**The request**
Search the records below for the word "title" and show every line where it occurs.

**Dataset excerpts**
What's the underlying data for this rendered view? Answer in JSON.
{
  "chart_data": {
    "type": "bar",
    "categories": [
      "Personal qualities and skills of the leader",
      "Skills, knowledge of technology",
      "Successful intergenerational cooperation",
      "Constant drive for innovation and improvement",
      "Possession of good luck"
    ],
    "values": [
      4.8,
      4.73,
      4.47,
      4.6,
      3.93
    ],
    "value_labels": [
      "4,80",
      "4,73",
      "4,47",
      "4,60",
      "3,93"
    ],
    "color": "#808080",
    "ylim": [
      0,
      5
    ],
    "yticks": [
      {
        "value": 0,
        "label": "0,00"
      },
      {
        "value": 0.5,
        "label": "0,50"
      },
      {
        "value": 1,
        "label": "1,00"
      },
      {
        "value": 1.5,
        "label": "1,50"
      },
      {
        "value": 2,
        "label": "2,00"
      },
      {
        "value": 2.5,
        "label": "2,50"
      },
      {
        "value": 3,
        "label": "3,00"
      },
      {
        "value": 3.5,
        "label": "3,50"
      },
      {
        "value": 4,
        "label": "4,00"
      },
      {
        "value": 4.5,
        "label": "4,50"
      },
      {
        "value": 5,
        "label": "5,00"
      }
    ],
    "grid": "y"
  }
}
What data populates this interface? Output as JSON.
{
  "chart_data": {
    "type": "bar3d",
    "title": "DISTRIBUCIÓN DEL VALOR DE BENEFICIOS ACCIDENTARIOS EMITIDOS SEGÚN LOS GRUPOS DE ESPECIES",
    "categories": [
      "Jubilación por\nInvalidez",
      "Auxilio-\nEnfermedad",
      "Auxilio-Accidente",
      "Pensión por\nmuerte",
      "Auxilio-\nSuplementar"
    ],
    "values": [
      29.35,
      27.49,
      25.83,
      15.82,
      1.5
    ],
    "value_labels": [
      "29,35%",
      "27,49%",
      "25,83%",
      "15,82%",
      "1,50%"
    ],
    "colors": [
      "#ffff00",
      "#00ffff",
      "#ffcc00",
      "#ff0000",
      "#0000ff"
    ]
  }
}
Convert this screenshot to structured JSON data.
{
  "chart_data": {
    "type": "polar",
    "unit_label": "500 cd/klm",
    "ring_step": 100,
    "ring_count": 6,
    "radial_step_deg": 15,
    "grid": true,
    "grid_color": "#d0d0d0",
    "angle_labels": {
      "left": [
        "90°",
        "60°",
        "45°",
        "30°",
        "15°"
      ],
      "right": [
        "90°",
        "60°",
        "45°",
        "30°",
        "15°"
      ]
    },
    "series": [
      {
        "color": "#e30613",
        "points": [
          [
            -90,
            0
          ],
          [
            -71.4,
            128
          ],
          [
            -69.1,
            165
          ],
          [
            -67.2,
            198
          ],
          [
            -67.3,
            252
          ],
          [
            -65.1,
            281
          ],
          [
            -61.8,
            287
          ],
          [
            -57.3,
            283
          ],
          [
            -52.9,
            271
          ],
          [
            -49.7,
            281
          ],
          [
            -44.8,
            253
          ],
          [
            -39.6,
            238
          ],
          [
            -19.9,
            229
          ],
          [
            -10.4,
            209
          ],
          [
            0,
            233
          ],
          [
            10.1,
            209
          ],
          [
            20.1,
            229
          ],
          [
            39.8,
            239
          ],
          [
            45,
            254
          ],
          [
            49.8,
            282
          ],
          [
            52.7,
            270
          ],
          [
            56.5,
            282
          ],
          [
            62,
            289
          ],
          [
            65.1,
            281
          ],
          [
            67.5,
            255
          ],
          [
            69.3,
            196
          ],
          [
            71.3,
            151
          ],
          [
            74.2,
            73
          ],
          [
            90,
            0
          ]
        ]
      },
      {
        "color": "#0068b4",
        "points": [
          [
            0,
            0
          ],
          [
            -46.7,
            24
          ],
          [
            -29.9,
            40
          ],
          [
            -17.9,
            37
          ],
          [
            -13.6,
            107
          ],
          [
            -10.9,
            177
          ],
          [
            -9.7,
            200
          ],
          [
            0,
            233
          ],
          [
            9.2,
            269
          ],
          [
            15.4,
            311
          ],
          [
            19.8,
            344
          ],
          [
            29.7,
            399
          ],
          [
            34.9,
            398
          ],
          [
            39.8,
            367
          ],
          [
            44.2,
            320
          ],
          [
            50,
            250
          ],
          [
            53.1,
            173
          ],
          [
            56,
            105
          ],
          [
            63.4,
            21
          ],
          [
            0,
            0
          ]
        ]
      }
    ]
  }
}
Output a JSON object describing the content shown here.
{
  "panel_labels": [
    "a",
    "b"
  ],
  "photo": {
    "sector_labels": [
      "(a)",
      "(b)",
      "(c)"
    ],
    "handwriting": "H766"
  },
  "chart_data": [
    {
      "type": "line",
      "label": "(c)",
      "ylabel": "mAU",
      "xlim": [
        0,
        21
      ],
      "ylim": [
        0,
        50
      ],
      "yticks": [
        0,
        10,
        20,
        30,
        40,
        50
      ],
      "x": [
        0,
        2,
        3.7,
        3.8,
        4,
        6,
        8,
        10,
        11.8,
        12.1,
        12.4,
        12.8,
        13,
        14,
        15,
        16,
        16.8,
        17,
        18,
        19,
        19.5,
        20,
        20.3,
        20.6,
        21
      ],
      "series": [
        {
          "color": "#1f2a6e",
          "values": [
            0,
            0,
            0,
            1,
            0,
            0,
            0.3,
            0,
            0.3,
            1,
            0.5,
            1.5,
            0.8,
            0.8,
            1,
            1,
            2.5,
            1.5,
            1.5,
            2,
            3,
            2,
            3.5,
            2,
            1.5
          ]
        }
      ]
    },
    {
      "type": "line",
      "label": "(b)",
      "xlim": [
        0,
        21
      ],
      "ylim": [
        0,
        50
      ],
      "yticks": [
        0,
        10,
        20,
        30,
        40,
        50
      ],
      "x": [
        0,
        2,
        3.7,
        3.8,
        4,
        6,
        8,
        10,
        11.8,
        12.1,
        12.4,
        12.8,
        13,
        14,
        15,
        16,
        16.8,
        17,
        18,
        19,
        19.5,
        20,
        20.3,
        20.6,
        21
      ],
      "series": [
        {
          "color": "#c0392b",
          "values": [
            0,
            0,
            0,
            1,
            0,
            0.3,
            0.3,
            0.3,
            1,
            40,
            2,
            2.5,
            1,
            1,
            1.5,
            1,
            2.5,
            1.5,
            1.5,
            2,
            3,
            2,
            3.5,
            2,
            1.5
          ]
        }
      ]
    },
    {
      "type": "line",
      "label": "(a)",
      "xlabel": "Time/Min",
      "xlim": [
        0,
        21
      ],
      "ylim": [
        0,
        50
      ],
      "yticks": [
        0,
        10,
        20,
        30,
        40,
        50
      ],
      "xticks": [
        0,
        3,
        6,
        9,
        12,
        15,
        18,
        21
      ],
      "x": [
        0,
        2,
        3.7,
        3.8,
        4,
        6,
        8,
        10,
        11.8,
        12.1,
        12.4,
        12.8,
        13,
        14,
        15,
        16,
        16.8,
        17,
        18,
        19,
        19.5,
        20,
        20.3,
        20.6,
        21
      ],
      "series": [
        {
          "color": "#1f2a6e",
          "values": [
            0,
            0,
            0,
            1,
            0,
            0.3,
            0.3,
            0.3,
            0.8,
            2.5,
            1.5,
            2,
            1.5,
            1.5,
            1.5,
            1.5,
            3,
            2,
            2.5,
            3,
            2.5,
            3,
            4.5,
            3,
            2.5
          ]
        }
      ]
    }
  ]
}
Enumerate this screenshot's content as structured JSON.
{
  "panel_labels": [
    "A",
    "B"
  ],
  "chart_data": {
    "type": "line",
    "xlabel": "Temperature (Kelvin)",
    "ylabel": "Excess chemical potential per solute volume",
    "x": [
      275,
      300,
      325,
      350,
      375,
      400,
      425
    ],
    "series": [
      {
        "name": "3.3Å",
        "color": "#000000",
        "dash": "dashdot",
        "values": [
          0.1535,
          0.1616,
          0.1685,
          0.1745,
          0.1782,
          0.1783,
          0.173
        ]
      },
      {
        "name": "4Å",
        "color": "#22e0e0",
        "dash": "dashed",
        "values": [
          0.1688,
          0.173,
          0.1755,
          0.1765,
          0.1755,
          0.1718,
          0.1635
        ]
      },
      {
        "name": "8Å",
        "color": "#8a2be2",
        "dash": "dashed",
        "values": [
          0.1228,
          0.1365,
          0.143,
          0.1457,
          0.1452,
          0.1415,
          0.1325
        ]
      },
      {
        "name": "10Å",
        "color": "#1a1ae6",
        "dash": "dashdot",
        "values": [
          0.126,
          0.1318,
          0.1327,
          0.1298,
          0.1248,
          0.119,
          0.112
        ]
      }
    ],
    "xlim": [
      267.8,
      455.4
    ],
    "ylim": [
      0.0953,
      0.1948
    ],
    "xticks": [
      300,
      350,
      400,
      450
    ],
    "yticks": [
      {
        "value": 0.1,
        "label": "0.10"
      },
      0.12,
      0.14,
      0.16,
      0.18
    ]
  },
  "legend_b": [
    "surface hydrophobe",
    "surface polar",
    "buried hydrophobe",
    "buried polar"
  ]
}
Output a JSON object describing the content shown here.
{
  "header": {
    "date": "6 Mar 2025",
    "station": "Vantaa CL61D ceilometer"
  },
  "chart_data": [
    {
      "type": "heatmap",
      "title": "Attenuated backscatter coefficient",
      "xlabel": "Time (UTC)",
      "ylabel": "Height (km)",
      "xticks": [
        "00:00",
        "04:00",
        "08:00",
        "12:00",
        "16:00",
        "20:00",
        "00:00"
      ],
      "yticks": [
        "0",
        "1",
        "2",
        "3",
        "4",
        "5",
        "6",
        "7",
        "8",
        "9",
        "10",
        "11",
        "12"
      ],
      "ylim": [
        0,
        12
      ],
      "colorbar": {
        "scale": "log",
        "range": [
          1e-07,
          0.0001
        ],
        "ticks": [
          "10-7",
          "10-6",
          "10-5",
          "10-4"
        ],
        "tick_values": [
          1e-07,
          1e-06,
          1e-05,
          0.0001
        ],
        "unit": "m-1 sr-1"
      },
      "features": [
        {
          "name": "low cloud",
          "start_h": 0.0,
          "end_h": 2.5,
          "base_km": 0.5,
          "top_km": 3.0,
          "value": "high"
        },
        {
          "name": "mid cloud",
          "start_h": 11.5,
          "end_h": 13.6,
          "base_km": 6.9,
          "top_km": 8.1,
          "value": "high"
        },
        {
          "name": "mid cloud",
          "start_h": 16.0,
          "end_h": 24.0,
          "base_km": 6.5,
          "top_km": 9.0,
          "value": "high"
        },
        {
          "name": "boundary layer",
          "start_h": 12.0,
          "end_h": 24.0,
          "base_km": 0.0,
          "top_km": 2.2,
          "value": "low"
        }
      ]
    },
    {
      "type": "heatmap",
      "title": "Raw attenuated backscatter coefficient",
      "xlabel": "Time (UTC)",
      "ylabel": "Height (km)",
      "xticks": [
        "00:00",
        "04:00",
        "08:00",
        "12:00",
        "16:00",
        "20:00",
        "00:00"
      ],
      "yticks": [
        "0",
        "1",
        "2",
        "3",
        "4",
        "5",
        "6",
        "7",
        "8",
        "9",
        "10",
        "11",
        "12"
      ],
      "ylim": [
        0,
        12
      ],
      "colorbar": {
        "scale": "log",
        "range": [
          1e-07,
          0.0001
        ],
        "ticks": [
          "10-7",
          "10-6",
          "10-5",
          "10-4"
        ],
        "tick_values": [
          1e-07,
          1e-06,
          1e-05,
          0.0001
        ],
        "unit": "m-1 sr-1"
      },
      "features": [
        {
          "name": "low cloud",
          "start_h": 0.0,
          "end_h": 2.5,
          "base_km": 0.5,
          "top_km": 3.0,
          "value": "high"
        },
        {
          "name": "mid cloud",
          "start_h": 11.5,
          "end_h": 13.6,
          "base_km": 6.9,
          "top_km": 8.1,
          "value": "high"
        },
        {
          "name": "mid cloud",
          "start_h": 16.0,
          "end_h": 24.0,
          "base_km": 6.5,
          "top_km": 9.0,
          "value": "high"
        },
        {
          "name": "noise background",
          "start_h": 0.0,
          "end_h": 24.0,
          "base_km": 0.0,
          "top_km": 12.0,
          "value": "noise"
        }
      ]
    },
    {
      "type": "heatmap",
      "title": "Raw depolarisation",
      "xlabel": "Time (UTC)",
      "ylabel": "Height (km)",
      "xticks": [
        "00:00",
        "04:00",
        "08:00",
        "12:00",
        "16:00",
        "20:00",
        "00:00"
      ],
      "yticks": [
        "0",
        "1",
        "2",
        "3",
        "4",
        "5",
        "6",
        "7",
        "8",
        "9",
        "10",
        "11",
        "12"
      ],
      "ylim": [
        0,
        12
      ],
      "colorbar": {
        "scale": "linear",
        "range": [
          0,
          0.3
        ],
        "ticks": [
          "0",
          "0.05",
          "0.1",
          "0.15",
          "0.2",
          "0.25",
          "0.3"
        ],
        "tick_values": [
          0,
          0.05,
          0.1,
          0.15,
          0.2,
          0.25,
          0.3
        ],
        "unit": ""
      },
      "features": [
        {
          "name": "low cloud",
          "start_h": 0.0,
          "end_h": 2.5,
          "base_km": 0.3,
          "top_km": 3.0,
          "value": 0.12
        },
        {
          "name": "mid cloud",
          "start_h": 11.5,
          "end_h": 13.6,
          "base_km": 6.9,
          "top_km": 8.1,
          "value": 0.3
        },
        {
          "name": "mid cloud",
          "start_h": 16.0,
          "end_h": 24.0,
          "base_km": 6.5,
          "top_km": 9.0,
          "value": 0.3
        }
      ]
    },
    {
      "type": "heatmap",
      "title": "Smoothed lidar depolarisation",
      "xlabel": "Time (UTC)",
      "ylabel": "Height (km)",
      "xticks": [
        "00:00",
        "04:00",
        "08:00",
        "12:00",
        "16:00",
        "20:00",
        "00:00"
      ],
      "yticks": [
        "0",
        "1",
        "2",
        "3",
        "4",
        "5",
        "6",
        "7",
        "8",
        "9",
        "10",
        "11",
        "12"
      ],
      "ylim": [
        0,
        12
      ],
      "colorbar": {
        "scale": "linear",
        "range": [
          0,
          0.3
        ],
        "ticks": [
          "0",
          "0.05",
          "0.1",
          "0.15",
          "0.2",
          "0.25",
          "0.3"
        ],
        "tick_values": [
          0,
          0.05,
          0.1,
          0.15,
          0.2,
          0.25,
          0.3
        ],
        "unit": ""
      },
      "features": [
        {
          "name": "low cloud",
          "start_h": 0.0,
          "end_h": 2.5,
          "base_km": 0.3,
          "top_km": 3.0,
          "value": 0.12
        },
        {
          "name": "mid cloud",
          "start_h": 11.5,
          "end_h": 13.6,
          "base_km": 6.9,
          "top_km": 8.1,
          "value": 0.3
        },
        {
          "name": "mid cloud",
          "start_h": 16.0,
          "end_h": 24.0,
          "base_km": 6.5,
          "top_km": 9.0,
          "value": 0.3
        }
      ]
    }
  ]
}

**Complete response**
    "title": "DISTRIBUCIÓN DEL VALOR DE BENEFICIOS ACCIDENTARIOS EMITIDOS SEGÚN LOS GRUPOS DE ESPECIES",
      "title": "Attenuated backscatter coefficient",
      "title": "Raw attenuated backscatter coefficient",
      "title": "Raw depolarisation",
      "title": "Smoothed lidar depolarisation",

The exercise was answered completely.